» **Task details**
Using the entries that follow, state how many lines contain the word "Project". The response is that number and nothing more.
* begin Material shown *
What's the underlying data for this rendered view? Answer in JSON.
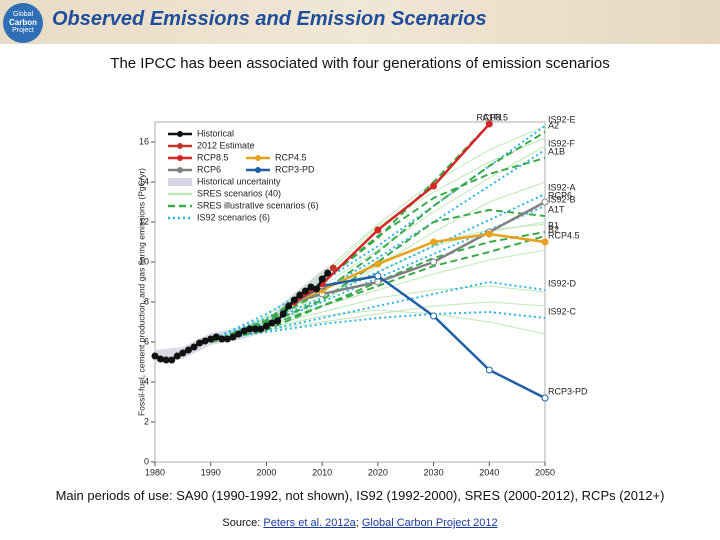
{
  "header": {
    "title": "Observed Emissions and Emission Scenarios",
    "subtitle": "The IPCC has been associated with four generations of emission scenarios",
    "logo": [
      "Global",
      "Carbon",
      "Project"
    ]
  },
  "chart_data": {
    "type": "line",
    "y_label": "Fossil-fuel, cement production, and gas flaring emissions (PgC/yr)",
    "xlim": [
      1980,
      2050
    ],
    "xticks": [
      1980,
      1990,
      2000,
      2010,
      2020,
      2030,
      2040,
      2050
    ],
    "ylim": [
      0,
      17
    ],
    "yticks": [
      0,
      2,
      4,
      6,
      8,
      10,
      12,
      14,
      16
    ],
    "legend": [
      {
        "name": "Historical",
        "color": "#111111",
        "marker": true
      },
      {
        "name": "2012 Estimate",
        "color": "#c0392b",
        "marker": true
      },
      {
        "name": "RCP8.5",
        "color": "#d62728",
        "marker": true
      },
      {
        "name": "RCP4.5",
        "color": "#e8a21c",
        "marker": true
      },
      {
        "name": "RCP6",
        "color": "#808080",
        "marker": true
      },
      {
        "name": "RCP3-PD",
        "color": "#1f5fa8",
        "marker": true
      },
      {
        "name": "Historical uncertainty",
        "color": "#d4d6e6",
        "swatch": true
      },
      {
        "name": "SRES scenarios (40)",
        "color": "#bfe8b8"
      },
      {
        "name": "SRES illustrative scenarios (6)",
        "color": "#3aaa4a",
        "dash": "7,4"
      },
      {
        "name": "IS92 scenarios (6)",
        "color": "#2bb4e8",
        "dash": "2,3"
      }
    ],
    "series": [
      {
        "type": "band",
        "color": "#d4d6e6",
        "x": [
          1980,
          1985,
          1990,
          1995,
          2000,
          2005,
          2011
        ],
        "low": [
          5.0,
          5.15,
          5.85,
          6.1,
          6.5,
          7.75,
          9.0
        ],
        "high": [
          5.6,
          5.75,
          6.45,
          6.7,
          7.1,
          8.45,
          9.8
        ]
      },
      {
        "color": "#bfe8b8",
        "width": 1,
        "x": [
          1990,
          2000,
          2010,
          2020,
          2030,
          2040,
          2050
        ],
        "values": [
          6.0,
          7.0,
          8.3,
          9.5,
          10.8,
          11.5,
          12.0
        ]
      },
      {
        "color": "#bfe8b8",
        "width": 1,
        "x": [
          1990,
          2000,
          2010,
          2020,
          2030,
          2040,
          2050
        ],
        "values": [
          6.0,
          7.2,
          8.8,
          10.6,
          12.5,
          14.2,
          15.8
        ]
      },
      {
        "color": "#bfe8b8",
        "width": 1,
        "x": [
          1990,
          2000,
          2010,
          2020,
          2030,
          2040,
          2050
        ],
        "values": [
          6.0,
          6.8,
          7.5,
          8.2,
          8.6,
          8.8,
          8.5
        ]
      },
      {
        "color": "#bfe8b8",
        "width": 1,
        "x": [
          1990,
          2000,
          2010,
          2020,
          2030,
          2040,
          2050
        ],
        "values": [
          6.0,
          7.1,
          9.2,
          11.8,
          13.5,
          15.0,
          16.2
        ]
      },
      {
        "color": "#bfe8b8",
        "width": 1,
        "x": [
          1990,
          2000,
          2010,
          2020,
          2030,
          2040,
          2050
        ],
        "values": [
          6.0,
          6.7,
          7.3,
          7.6,
          7.4,
          7.0,
          6.4
        ]
      },
      {
        "color": "#bfe8b8",
        "width": 1,
        "x": [
          1990,
          2000,
          2010,
          2020,
          2030,
          2040,
          2050
        ],
        "values": [
          6.0,
          6.9,
          8.0,
          9.8,
          11.5,
          13.0,
          14.0
        ]
      },
      {
        "color": "#bfe8b8",
        "width": 1,
        "x": [
          1990,
          2000,
          2010,
          2020,
          2030,
          2040,
          2050
        ],
        "values": [
          6.0,
          7.0,
          8.6,
          10.0,
          11.0,
          11.6,
          11.9
        ]
      },
      {
        "color": "#bfe8b8",
        "width": 1,
        "x": [
          1990,
          2000,
          2010,
          2020,
          2030,
          2040,
          2050
        ],
        "values": [
          6.0,
          6.6,
          7.0,
          7.4,
          7.8,
          8.0,
          7.8
        ]
      },
      {
        "color": "#bfe8b8",
        "width": 1,
        "x": [
          1990,
          2000,
          2010,
          2020,
          2030,
          2040,
          2050
        ],
        "values": [
          6.0,
          7.3,
          9.4,
          11.9,
          14.0,
          15.6,
          16.8
        ]
      },
      {
        "color": "#bfe8b8",
        "width": 1,
        "x": [
          1990,
          2000,
          2010,
          2020,
          2030,
          2040,
          2050
        ],
        "values": [
          6.0,
          6.8,
          7.8,
          8.6,
          9.4,
          10.1,
          10.6
        ]
      },
      {
        "label": "IS92-E",
        "color": "#2bb4e8",
        "dash": "2,3",
        "width": 2,
        "x": [
          1990,
          2000,
          2010,
          2020,
          2030,
          2040,
          2050
        ],
        "values": [
          6.1,
          7.4,
          9.0,
          10.8,
          12.8,
          14.8,
          16.8
        ]
      },
      {
        "label": "IS92-F",
        "color": "#2bb4e8",
        "dash": "2,3",
        "width": 2,
        "x": [
          1990,
          2000,
          2010,
          2020,
          2030,
          2040,
          2050
        ],
        "values": [
          6.1,
          7.2,
          8.6,
          10.2,
          12.0,
          13.8,
          15.6
        ]
      },
      {
        "label": "IS92-A",
        "color": "#2bb4e8",
        "dash": "2,3",
        "width": 2,
        "x": [
          1990,
          2000,
          2010,
          2020,
          2030,
          2040,
          2050
        ],
        "values": [
          6.1,
          7.0,
          8.2,
          9.5,
          10.8,
          12.1,
          13.4
        ]
      },
      {
        "label": "IS92-B",
        "color": "#2bb4e8",
        "dash": "2,3",
        "width": 2,
        "x": [
          1990,
          2000,
          2010,
          2020,
          2030,
          2040,
          2050
        ],
        "values": [
          6.1,
          6.9,
          8.0,
          9.2,
          10.4,
          11.6,
          12.8
        ]
      },
      {
        "label": "IS92-D",
        "color": "#2bb4e8",
        "dash": "2,3",
        "width": 2,
        "x": [
          1990,
          2000,
          2010,
          2020,
          2030,
          2040,
          2050
        ],
        "values": [
          6.1,
          6.6,
          7.2,
          7.8,
          8.4,
          9.0,
          8.6
        ]
      },
      {
        "label": "IS92-C",
        "color": "#2bb4e8",
        "dash": "2,3",
        "width": 2,
        "x": [
          1990,
          2000,
          2010,
          2020,
          2030,
          2040,
          2050
        ],
        "values": [
          6.1,
          6.5,
          6.9,
          7.2,
          7.4,
          7.5,
          7.2
        ]
      },
      {
        "label": "A1FI",
        "color": "#3aaa4a",
        "dash": "7,4",
        "width": 2,
        "x": [
          1990,
          2000,
          2010,
          2020,
          2030,
          2040
        ],
        "values": [
          6.0,
          7.1,
          9.0,
          11.2,
          14.0,
          16.9
        ]
      },
      {
        "label": "A2",
        "color": "#3aaa4a",
        "dash": "7,4",
        "width": 2,
        "x": [
          1990,
          2000,
          2010,
          2020,
          2030,
          2040,
          2050
        ],
        "values": [
          6.0,
          7.0,
          8.5,
          10.5,
          12.8,
          14.8,
          16.5
        ]
      },
      {
        "label": "A1B",
        "color": "#3aaa4a",
        "dash": "7,4",
        "width": 2,
        "x": [
          1990,
          2000,
          2010,
          2020,
          2030,
          2040,
          2050
        ],
        "values": [
          6.0,
          7.0,
          9.0,
          11.3,
          13.2,
          14.4,
          15.2
        ]
      },
      {
        "label": "A1T",
        "color": "#3aaa4a",
        "dash": "7,4",
        "width": 2,
        "x": [
          1990,
          2000,
          2010,
          2020,
          2030,
          2040,
          2050
        ],
        "values": [
          6.0,
          6.9,
          8.1,
          10.0,
          12.0,
          12.6,
          12.3
        ]
      },
      {
        "label": "B1",
        "color": "#3aaa4a",
        "dash": "7,4",
        "width": 2,
        "x": [
          1990,
          2000,
          2010,
          2020,
          2030,
          2040,
          2050
        ],
        "values": [
          6.0,
          6.6,
          7.8,
          9.0,
          10.2,
          11.0,
          11.5
        ]
      },
      {
        "label": "B2",
        "color": "#3aaa4a",
        "dash": "7,4",
        "width": 2,
        "x": [
          1990,
          2000,
          2010,
          2020,
          2030,
          2040,
          2050
        ],
        "values": [
          6.0,
          6.8,
          7.8,
          8.8,
          9.8,
          10.5,
          11.3
        ]
      },
      {
        "label": "RCP6",
        "color": "#808080",
        "width": 2.5,
        "marker": true,
        "x": [
          2005,
          2010,
          2020,
          2030,
          2040,
          2050
        ],
        "values": [
          8.0,
          8.4,
          9.0,
          10.0,
          11.5,
          13.0
        ]
      },
      {
        "label": "RCP4.5",
        "color": "#e8a21c",
        "width": 2.5,
        "marker": true,
        "x": [
          2005,
          2010,
          2020,
          2030,
          2040,
          2050
        ],
        "values": [
          8.0,
          8.6,
          9.9,
          11.0,
          11.4,
          11.0
        ]
      },
      {
        "label": "RCP3-PD",
        "color": "#1f5fa8",
        "width": 2.5,
        "marker": true,
        "x": [
          2005,
          2010,
          2020,
          2030,
          2040,
          2050
        ],
        "values": [
          8.0,
          8.8,
          9.3,
          7.3,
          4.6,
          3.2
        ]
      },
      {
        "label": "RCP8.5",
        "color": "#d62728",
        "width": 2.5,
        "marker": true,
        "x": [
          2005,
          2010,
          2020,
          2030,
          2040
        ],
        "values": [
          8.0,
          8.9,
          11.6,
          13.8,
          16.9
        ]
      },
      {
        "color": "#111111",
        "width": 2.5,
        "marker": true,
        "x": [
          1980,
          1981,
          1982,
          1983,
          1984,
          1985,
          1986,
          1987,
          1988,
          1989,
          1990,
          1991,
          1992,
          1993,
          1994,
          1995,
          1996,
          1997,
          1998,
          1999,
          2000,
          2001,
          2002,
          2003,
          2004,
          2005,
          2006,
          2007,
          2008,
          2009,
          2010,
          2011
        ],
        "values": [
          5.3,
          5.15,
          5.1,
          5.1,
          5.3,
          5.45,
          5.6,
          5.75,
          5.95,
          6.05,
          6.15,
          6.25,
          6.15,
          6.15,
          6.25,
          6.4,
          6.55,
          6.65,
          6.65,
          6.65,
          6.8,
          6.95,
          7.05,
          7.4,
          7.8,
          8.1,
          8.35,
          8.55,
          8.75,
          8.65,
          9.15,
          9.45
        ]
      },
      {
        "color": "#c0392b",
        "width": 2.5,
        "marker": true,
        "x": [
          2012
        ],
        "values": [
          9.7
        ]
      }
    ]
  },
  "footer": {
    "periods": "Main periods of use: SA90 (1990-1992, not shown), IS92 (1992-2000), SRES (2000-2012), RCPs (2012+)",
    "source": "Source:",
    "links": [
      "Peters et al. 2012a",
      "Global Carbon Project 2012"
    ],
    "separator": ";"
  }
}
* end Material shown *
» **Exercise answer**
2